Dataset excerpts
============

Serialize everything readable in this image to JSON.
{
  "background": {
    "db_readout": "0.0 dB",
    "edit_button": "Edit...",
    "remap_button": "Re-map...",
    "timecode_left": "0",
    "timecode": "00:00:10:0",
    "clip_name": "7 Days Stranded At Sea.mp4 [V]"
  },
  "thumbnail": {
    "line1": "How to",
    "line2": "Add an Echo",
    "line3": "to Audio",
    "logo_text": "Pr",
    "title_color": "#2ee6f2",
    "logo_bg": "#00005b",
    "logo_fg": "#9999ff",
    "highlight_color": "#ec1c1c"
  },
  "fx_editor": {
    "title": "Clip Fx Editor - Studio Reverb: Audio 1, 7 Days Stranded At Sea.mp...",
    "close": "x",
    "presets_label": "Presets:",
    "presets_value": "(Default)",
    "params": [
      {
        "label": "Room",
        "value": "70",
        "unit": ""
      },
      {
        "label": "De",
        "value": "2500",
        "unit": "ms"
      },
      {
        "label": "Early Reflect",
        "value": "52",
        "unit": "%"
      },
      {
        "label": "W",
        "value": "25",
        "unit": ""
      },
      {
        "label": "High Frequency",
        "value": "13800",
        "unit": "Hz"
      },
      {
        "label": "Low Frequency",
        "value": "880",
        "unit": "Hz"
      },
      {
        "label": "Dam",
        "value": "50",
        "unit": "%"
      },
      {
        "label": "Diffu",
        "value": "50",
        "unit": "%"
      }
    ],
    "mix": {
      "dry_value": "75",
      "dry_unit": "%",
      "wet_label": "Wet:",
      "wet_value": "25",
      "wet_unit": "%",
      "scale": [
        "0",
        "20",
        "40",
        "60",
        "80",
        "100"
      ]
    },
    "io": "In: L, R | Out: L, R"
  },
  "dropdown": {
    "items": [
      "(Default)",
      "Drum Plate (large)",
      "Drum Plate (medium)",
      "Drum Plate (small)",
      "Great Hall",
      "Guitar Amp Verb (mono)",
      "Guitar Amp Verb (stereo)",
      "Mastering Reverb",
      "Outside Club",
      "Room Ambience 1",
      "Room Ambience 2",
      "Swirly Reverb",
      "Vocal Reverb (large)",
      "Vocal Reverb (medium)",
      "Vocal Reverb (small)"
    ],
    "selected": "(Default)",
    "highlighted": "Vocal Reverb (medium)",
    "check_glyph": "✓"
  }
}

============

Copy each line from the data above that includes "Frequency".

> _Answer for the task_
        "label": "High Frequency",
        "label": "Low Frequency",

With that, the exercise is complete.